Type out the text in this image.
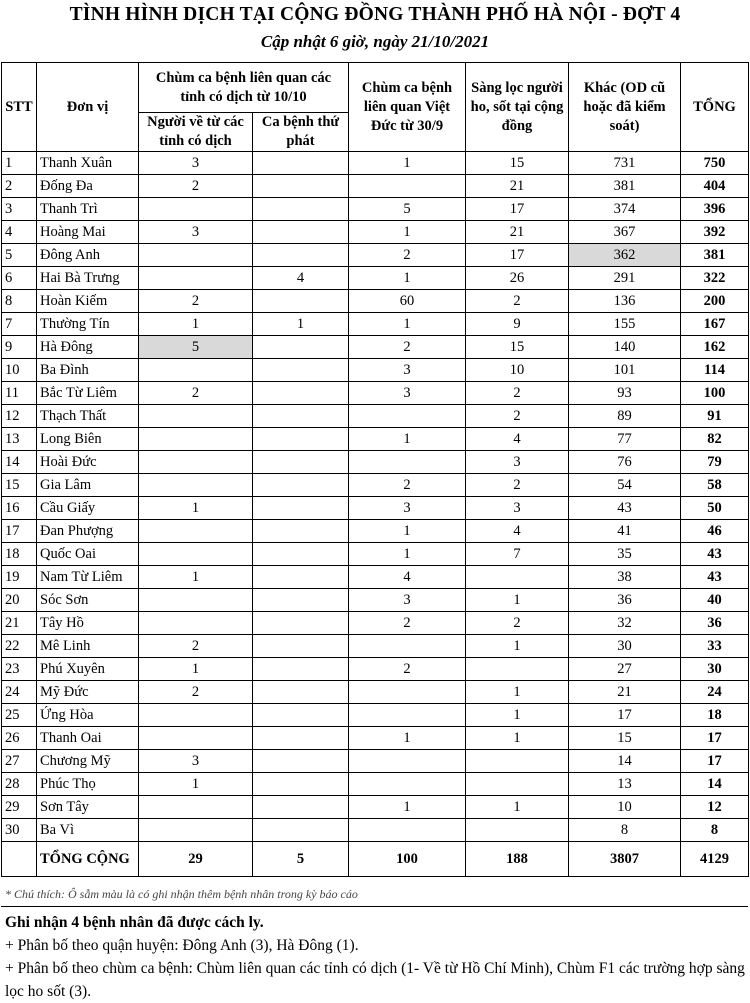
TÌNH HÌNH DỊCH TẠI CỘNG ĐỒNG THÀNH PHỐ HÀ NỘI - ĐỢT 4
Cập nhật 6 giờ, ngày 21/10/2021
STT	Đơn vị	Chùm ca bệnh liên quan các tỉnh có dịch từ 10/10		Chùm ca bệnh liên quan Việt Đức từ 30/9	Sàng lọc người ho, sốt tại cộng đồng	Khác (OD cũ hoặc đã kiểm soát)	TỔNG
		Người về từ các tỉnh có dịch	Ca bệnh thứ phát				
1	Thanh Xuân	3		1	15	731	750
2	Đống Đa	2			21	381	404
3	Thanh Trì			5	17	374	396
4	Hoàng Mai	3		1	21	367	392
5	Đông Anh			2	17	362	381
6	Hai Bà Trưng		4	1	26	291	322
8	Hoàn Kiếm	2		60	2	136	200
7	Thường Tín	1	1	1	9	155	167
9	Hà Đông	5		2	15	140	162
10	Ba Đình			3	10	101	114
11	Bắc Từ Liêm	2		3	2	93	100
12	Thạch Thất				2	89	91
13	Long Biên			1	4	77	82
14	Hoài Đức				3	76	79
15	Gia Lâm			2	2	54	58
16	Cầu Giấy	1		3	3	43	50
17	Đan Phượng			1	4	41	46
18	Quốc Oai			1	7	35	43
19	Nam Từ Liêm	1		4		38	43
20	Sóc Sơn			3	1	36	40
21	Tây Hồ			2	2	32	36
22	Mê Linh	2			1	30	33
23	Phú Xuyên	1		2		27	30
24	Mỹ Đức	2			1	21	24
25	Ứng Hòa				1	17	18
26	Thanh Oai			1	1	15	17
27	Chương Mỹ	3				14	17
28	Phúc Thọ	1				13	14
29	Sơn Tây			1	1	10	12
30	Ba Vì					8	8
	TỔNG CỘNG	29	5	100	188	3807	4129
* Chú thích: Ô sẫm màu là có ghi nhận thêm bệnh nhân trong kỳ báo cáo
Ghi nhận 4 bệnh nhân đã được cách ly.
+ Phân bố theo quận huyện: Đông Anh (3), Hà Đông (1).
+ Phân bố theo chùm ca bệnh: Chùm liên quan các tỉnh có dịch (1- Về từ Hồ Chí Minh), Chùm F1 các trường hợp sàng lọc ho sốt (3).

--

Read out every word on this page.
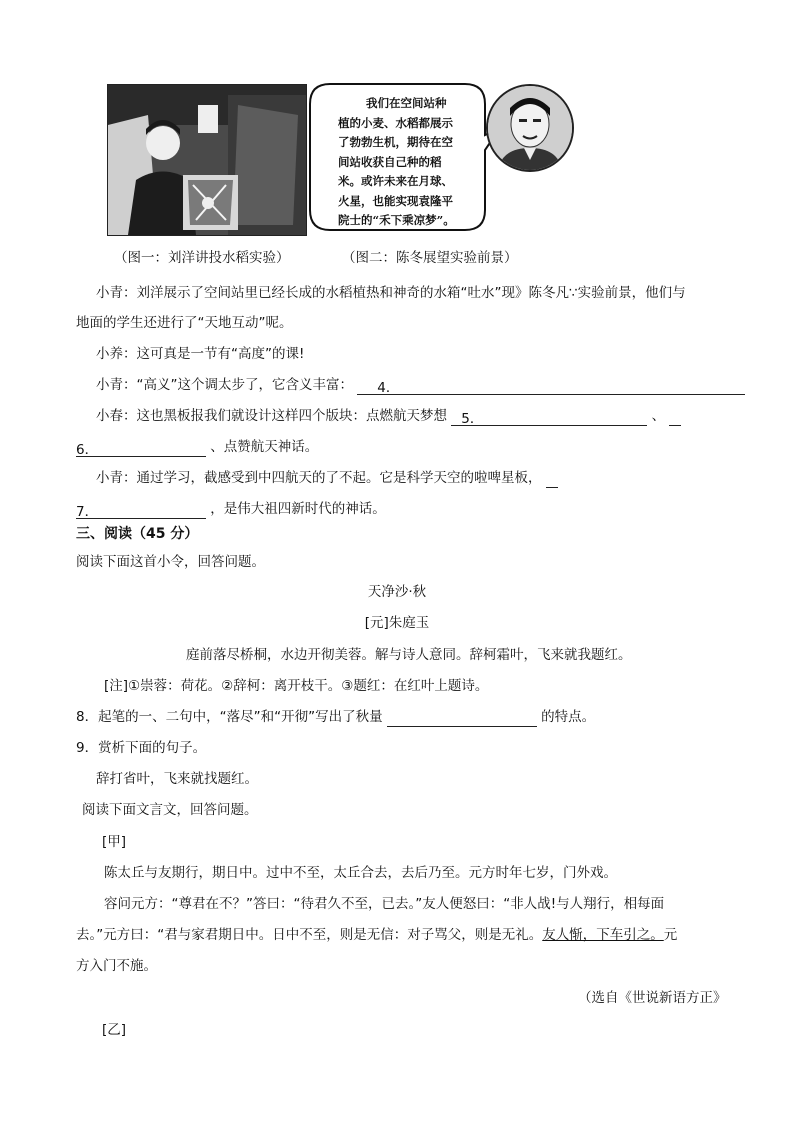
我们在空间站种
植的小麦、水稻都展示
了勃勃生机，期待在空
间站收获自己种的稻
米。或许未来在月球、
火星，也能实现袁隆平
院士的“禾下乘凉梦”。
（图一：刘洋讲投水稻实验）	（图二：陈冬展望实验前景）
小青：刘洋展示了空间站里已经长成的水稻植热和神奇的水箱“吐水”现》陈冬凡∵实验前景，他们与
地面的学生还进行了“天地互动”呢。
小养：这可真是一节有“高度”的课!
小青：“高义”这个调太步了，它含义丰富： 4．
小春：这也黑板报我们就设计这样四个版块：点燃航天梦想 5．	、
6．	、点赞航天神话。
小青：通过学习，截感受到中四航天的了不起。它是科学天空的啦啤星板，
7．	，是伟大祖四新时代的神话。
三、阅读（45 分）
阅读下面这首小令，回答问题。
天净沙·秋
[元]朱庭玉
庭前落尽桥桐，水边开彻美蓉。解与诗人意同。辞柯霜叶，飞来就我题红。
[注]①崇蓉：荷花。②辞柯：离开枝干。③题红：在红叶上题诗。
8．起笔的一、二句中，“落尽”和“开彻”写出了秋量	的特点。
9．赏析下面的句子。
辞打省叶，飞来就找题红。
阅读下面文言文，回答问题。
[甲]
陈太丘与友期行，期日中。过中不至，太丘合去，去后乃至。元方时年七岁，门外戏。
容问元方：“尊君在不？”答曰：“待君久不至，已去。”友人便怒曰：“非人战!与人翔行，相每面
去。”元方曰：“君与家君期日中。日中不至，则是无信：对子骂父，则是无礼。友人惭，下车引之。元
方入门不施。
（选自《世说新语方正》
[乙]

--

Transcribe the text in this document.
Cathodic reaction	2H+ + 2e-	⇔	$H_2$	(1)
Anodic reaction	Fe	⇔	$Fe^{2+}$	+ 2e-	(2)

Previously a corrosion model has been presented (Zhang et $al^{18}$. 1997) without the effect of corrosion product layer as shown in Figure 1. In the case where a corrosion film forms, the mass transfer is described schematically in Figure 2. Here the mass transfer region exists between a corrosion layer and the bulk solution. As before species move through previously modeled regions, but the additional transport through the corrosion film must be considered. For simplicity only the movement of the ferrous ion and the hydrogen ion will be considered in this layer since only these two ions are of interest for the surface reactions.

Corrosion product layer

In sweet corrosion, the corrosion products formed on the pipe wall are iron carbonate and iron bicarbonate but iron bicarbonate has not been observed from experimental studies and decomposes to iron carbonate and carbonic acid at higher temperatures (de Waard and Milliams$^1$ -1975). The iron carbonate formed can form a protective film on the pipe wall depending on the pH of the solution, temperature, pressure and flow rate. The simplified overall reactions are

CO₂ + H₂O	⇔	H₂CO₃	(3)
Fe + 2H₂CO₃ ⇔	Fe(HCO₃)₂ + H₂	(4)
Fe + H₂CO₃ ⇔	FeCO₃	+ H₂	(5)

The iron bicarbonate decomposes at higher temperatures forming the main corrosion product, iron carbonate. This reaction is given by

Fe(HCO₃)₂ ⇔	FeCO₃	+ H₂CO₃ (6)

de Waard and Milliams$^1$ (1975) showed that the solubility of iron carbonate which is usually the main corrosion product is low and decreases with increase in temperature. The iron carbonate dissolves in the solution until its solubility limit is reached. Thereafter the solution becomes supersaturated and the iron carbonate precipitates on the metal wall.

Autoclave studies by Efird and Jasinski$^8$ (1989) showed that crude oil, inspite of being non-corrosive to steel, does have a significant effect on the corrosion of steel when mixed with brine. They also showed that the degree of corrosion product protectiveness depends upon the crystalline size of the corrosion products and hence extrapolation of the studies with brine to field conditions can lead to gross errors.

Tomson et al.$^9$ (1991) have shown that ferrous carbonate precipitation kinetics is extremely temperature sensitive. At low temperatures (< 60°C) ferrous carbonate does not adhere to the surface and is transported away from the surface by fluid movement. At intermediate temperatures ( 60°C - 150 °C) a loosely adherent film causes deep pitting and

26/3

--

→ **THE PROBLEM**: Report how many lines contain "shown". Give nothing but the number.

→ **EXERCISE RESPONSE**: 2